__Lines of data__:

● ● ● ●

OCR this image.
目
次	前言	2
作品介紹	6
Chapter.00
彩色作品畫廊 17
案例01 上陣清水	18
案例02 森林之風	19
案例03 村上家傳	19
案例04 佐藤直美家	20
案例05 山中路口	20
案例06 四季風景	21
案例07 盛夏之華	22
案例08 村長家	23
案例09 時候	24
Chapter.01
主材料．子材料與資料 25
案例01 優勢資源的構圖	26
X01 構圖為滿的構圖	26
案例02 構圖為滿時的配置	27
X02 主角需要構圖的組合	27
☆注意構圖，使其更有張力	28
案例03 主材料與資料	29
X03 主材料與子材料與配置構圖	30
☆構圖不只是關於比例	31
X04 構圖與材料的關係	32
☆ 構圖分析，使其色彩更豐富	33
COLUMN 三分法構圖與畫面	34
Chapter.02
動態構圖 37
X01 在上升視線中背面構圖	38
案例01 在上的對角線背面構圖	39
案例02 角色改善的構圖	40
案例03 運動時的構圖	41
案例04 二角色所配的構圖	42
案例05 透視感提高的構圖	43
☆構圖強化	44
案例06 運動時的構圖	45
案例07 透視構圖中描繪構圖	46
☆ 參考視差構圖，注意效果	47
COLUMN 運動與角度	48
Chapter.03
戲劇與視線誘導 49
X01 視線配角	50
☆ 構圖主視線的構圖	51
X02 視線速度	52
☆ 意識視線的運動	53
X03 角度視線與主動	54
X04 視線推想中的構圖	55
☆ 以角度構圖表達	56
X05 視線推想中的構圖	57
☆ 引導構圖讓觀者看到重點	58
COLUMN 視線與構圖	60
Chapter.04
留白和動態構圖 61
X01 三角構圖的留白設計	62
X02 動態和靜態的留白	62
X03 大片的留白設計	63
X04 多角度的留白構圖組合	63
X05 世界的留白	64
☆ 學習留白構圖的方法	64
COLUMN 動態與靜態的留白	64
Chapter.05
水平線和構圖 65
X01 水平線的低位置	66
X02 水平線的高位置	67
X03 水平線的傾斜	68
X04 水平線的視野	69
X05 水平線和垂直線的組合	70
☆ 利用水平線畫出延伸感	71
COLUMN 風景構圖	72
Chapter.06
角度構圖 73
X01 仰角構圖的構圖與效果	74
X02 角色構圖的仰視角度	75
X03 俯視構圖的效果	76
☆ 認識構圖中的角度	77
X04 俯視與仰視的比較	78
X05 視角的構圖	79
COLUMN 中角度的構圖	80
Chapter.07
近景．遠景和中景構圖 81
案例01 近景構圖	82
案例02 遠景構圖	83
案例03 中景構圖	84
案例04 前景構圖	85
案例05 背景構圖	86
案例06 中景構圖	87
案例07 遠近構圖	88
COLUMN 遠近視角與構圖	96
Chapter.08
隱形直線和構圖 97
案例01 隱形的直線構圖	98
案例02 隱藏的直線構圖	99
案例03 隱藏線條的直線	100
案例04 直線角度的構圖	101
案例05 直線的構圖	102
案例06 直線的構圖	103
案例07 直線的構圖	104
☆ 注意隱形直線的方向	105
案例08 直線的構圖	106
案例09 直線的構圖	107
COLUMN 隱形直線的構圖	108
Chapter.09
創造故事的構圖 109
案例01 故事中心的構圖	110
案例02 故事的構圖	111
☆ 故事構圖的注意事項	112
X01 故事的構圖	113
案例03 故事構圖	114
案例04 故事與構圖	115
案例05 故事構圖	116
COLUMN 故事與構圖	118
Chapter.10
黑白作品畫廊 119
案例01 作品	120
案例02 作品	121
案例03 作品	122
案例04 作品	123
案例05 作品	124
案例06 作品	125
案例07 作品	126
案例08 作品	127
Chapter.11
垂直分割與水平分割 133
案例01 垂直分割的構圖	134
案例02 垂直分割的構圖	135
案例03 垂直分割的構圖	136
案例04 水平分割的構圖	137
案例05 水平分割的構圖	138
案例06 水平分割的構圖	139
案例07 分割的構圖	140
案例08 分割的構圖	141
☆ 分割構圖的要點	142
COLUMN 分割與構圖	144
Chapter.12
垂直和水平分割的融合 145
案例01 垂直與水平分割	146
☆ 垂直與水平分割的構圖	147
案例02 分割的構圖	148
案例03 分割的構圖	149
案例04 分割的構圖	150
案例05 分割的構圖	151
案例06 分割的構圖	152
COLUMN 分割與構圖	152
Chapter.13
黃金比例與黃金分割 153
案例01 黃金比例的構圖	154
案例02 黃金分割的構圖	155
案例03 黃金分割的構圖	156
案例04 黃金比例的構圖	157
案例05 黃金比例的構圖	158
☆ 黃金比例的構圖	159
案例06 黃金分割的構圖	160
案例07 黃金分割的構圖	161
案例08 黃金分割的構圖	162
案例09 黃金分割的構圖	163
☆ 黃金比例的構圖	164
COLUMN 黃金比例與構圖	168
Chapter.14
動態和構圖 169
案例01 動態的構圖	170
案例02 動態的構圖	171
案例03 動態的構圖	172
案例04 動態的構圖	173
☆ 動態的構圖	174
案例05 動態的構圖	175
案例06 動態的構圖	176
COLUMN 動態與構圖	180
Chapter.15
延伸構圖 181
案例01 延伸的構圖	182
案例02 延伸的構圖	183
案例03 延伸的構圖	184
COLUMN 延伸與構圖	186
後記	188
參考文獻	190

● ● ● ●

__What the exercise asks__: What is the number of lines in the data that hold the string "黃金比例的構圖"? Answer with the number only.

__Solution for this exercise__: 5